Transcribe the whole listing below without changing a word, but leave out every image.

• Data extract
- - - - -
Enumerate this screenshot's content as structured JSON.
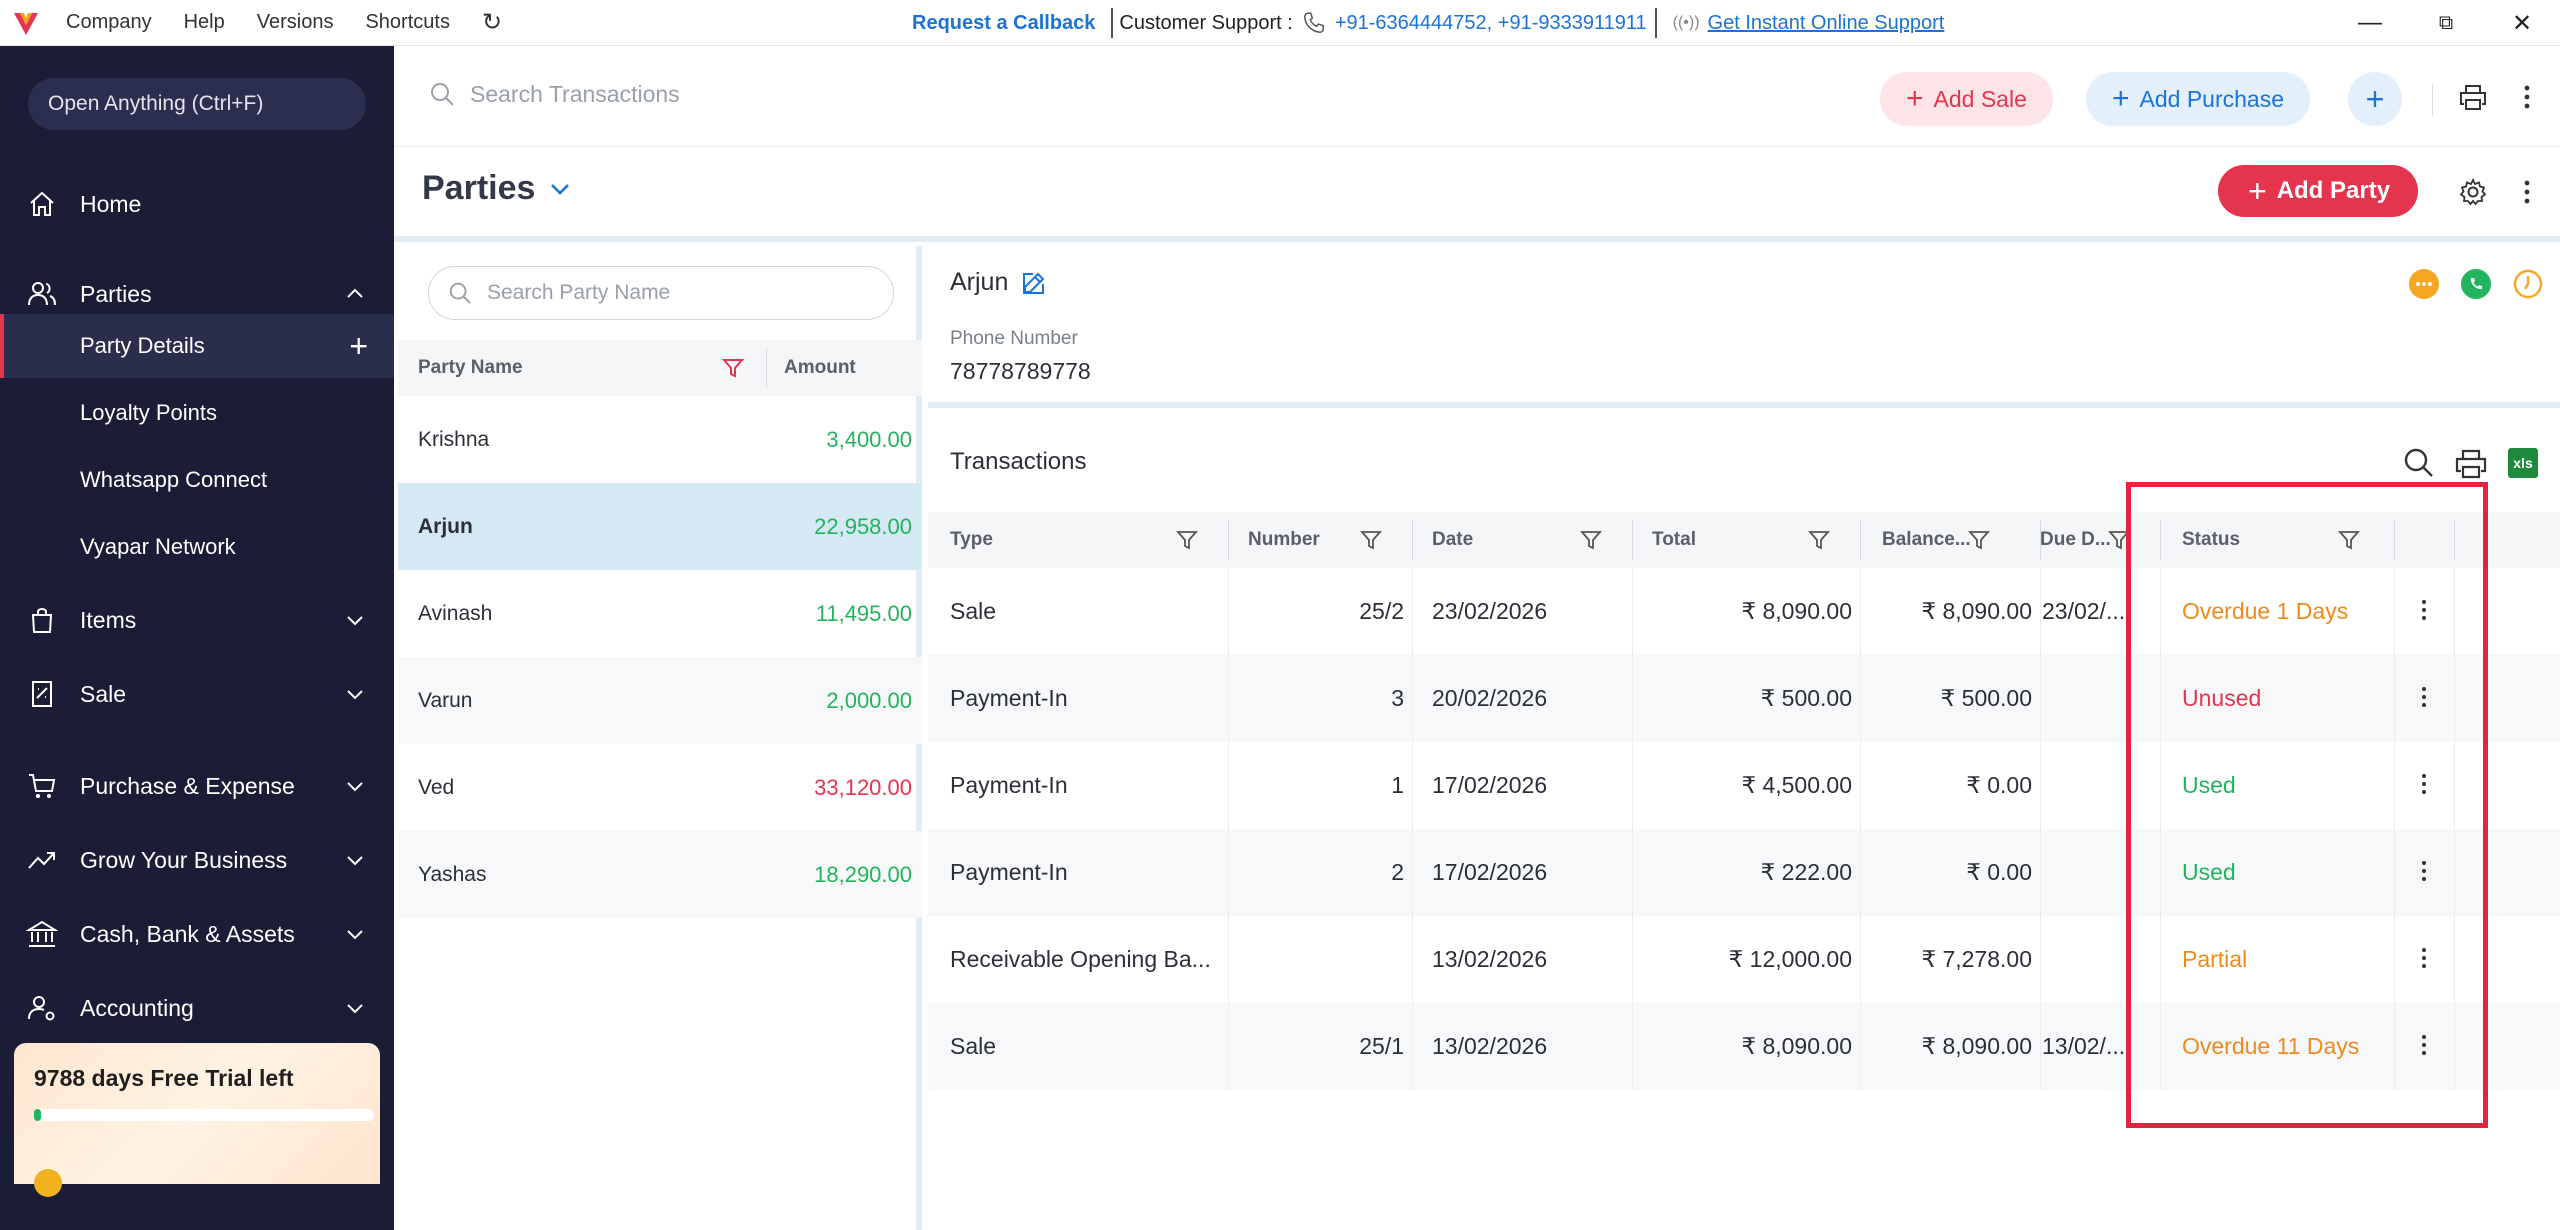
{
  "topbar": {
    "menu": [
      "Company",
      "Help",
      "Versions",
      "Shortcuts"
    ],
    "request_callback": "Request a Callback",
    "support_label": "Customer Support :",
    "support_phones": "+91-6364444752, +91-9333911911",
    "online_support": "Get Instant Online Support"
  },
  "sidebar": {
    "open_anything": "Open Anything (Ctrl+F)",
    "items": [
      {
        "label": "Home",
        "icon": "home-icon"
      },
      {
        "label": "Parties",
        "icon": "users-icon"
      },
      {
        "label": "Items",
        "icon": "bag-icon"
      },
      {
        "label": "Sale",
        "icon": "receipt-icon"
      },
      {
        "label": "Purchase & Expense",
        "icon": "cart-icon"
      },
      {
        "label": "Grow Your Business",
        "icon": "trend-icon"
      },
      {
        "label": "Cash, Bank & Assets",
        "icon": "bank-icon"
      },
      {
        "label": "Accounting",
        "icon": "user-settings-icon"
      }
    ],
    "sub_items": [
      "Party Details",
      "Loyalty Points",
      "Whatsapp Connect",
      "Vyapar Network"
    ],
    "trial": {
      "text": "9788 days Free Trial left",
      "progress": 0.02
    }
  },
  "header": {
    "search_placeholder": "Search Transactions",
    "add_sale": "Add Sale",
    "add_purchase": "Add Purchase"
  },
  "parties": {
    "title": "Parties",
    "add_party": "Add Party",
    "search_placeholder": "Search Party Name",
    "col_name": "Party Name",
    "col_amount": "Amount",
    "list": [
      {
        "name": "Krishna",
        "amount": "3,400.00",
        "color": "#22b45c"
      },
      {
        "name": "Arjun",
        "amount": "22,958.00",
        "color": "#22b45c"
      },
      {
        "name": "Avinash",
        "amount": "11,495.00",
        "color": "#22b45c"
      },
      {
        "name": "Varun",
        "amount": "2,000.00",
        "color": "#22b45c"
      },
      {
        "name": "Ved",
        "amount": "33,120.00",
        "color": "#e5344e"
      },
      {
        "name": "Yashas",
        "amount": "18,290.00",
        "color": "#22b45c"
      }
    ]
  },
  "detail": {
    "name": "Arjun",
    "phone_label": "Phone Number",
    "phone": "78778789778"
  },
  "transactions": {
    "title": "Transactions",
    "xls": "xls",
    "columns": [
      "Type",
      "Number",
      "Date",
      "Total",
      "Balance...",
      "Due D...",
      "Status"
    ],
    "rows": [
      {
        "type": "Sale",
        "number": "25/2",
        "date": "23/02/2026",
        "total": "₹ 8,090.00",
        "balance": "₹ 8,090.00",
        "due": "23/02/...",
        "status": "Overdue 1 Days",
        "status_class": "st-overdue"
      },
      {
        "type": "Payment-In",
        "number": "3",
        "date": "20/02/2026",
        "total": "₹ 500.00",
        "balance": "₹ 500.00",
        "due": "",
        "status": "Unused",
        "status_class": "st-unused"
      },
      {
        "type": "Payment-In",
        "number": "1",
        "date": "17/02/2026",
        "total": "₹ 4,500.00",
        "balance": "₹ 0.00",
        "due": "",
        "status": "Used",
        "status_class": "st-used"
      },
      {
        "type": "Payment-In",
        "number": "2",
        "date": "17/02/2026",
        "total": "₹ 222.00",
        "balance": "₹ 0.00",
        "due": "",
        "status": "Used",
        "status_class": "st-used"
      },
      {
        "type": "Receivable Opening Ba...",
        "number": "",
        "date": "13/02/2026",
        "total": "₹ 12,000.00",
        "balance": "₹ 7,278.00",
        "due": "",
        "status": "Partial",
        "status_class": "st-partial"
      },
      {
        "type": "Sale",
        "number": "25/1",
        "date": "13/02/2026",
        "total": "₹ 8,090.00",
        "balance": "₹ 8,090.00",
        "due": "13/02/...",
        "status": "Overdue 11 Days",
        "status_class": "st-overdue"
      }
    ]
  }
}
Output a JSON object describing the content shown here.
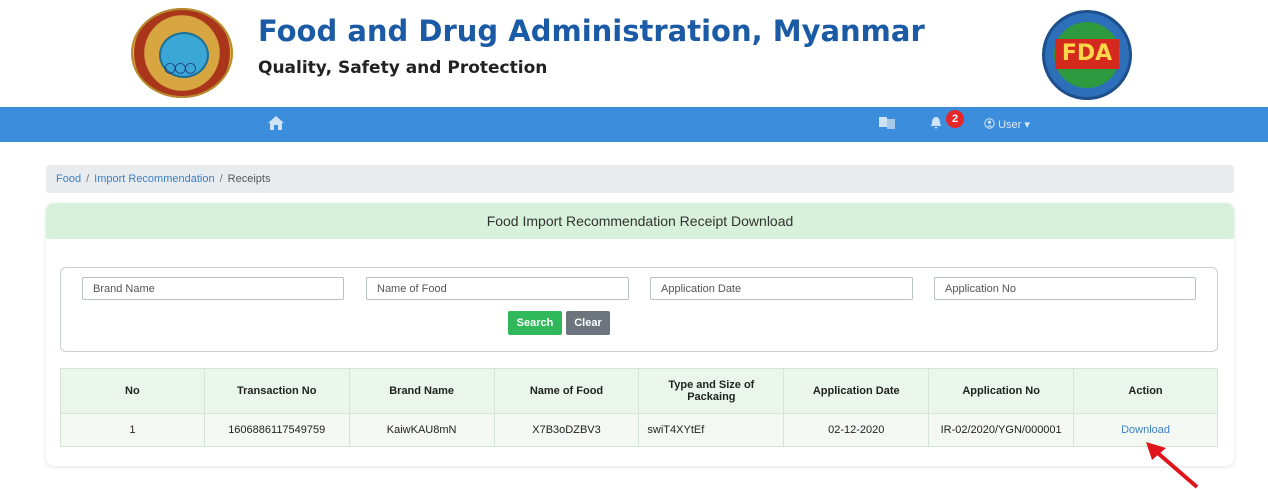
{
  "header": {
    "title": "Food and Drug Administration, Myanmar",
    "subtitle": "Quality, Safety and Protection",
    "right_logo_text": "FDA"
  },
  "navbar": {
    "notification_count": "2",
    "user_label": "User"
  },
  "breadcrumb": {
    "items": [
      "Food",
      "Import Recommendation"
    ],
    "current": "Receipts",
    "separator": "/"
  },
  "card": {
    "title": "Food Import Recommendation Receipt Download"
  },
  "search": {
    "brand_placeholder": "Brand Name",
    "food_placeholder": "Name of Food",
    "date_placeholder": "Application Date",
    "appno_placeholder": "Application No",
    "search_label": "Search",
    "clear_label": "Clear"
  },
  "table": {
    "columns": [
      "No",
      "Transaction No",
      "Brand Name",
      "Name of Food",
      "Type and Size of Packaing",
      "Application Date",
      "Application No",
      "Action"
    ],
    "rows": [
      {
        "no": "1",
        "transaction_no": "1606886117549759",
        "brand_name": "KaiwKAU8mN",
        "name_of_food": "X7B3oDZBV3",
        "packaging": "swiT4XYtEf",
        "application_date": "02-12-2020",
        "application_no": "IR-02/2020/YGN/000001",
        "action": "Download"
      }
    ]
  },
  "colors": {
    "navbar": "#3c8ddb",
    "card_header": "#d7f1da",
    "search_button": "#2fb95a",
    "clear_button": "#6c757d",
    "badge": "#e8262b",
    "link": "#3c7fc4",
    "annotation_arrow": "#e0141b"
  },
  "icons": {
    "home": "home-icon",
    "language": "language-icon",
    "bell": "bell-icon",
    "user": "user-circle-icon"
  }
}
- - - - -
• Written solution
Enumerate this screenshot's content as structured JSON.
{
  "topbar": {
    "menu": [
      "Company",
      "Help",
      "Versions",
      "Shortcuts"
    ],
    "request_callback": "Request a Callback",
    "support_label": "Customer Support :",
    "support_phones": "+91-6364444752, +91-9333911911",
    "online_support": "Get Instant Online Support"
  },
  "sidebar": {
    "open_anything": "Open Anything (Ctrl+F)",
    "items": [
      {
        "label": "Home",
        "icon": "home-icon"
      },
      {
        "label": "Parties",
        "icon": "users-icon"
      },
      {
        "label": "Items",
        "icon": "bag-icon"
      },
      {
        "label": "Sale",
        "icon": "receipt-icon"
      },
      {
        "label": "Purchase & Expense",
        "icon": "cart-icon"
      },
      {
        "label": "Grow Your Business",
        "icon": "trend-icon"
      },
      {
        "label": "Cash, Bank & Assets",
        "icon": "bank-icon"
      },
      {
        "label": "Accounting",
        "icon": "user-settings-icon"
      }
    ],
    "sub_items": [
      "Party Details",
      "Loyalty Points",
      "Whatsapp Connect",
      "Vyapar Network"
    ],
    "trial": {
      "text": "9788 days Free Trial left",
      "progress": 0.02
    }
  },
  "header": {
    "search_placeholder": "Search Transactions",
    "add_sale": "Add Sale",
    "add_purchase": "Add Purchase"
  },
  "parties": {
    "title": "Parties",
    "add_party": "Add Party",
    "search_placeholder": "Search Party Name",
    "col_name": "Party Name",
    "col_amount": "Amount",
    "list": [
      {
        "name": "Krishna",
        "amount": "3,400.00",
        "color": "#22b45c"
      },
      {
        "name": "Arjun",
        "amount": "22,958.00",
        "color": "#22b45c"
      },
      {
        "name": "Avinash",
        "amount": "11,495.00",
        "color": "#22b45c"
      },
      {
        "name": "Varun",
        "amount": "2,000.00",
        "color": "#22b45c"
      },
      {
        "name": "Ved",
        "amount": "33,120.00",
        "color": "#e5344e"
      },
      {
        "name": "Yashas",
        "amount": "18,290.00",
        "color": "#22b45c"
      }
    ]
  },
  "detail": {
    "name": "Arjun",
    "phone_label": "Phone Number",
    "phone": "78778789778"
  },
  "transactions": {
    "title": "Transactions",
    "xls": "xls",
    "columns": [
      "Type",
      "Number",
      "Date",
      "Total",
      "Balance...",
      "Due D...",
      "Status"
    ],
    "rows": [
      {
        "type": "Sale",
        "number": "25/2",
        "date": "23/02/2026",
        "total": "₹ 8,090.00",
        "balance": "₹ 8,090.00",
        "due": "23/02/...",
        "status": "Overdue 1 Days",
        "status_class": "st-overdue"
      },
      {
        "type": "Payment-In",
        "number": "3",
        "date": "20/02/2026",
        "total": "₹ 500.00",
        "balance": "₹ 500.00",
        "due": "",
        "status": "Unused",
        "status_class": "st-unused"
      },
      {
        "type": "Payment-In",
        "number": "1",
        "date": "17/02/2026",
        "total": "₹ 4,500.00",
        "balance": "₹ 0.00",
        "due": "",
        "status": "Used",
        "status_class": "st-used"
      },
      {
        "type": "Payment-In",
        "number": "2",
        "date": "17/02/2026",
        "total": "₹ 222.00",
        "balance": "₹ 0.00",
        "due": "",
        "status": "Used",
        "status_class": "st-used"
      },
      {
        "type": "Receivable Opening Ba...",
        "number": "",
        "date": "13/02/2026",
        "total": "₹ 12,000.00",
        "balance": "₹ 7,278.00",
        "due": "",
        "status": "Partial",
        "status_class": "st-partial"
      },
      {
        "type": "Sale",
        "number": "25/1",
        "date": "13/02/2026",
        "total": "₹ 8,090.00",
        "balance": "₹ 8,090.00",
        "due": "13/02/...",
        "status": "Overdue 11 Days",
        "status_class": "st-overdue"
      }
    ]
  }
}
Output a JSON object describing the content shown here.
{
  "header": {
    "title": "Food and Drug Administration, Myanmar",
    "subtitle": "Quality, Safety and Protection",
    "right_logo_text": "FDA"
  },
  "navbar": {
    "notification_count": "2",
    "user_label": "User"
  },
  "breadcrumb": {
    "items": [
      "Food",
      "Import Recommendation"
    ],
    "current": "Receipts",
    "separator": "/"
  },
  "card": {
    "title": "Food Import Recommendation Receipt Download"
  },
  "search": {
    "brand_placeholder": "Brand Name",
    "food_placeholder": "Name of Food",
    "date_placeholder": "Application Date",
    "appno_placeholder": "Application No",
    "search_label": "Search",
    "clear_label": "Clear"
  },
  "table": {
    "columns": [
      "No",
      "Transaction No",
      "Brand Name",
      "Name of Food",
      "Type and Size of Packaing",
      "Application Date",
      "Application No",
      "Action"
    ],
    "rows": [
      {
        "no": "1",
        "transaction_no": "1606886117549759",
        "brand_name": "KaiwKAU8mN",
        "name_of_food": "X7B3oDZBV3",
        "packaging": "swiT4XYtEf",
        "application_date": "02-12-2020",
        "application_no": "IR-02/2020/YGN/000001",
        "action": "Download"
      }
    ]
  },
  "colors": {
    "navbar": "#3c8ddb",
    "card_header": "#d7f1da",
    "search_button": "#2fb95a",
    "clear_button": "#6c757d",
    "badge": "#e8262b",
    "link": "#3c7fc4",
    "annotation_arrow": "#e0141b"
  },
  "icons": {
    "home": "home-icon",
    "language": "language-icon",
    "bell": "bell-icon",
    "user": "user-circle-icon"
  }
}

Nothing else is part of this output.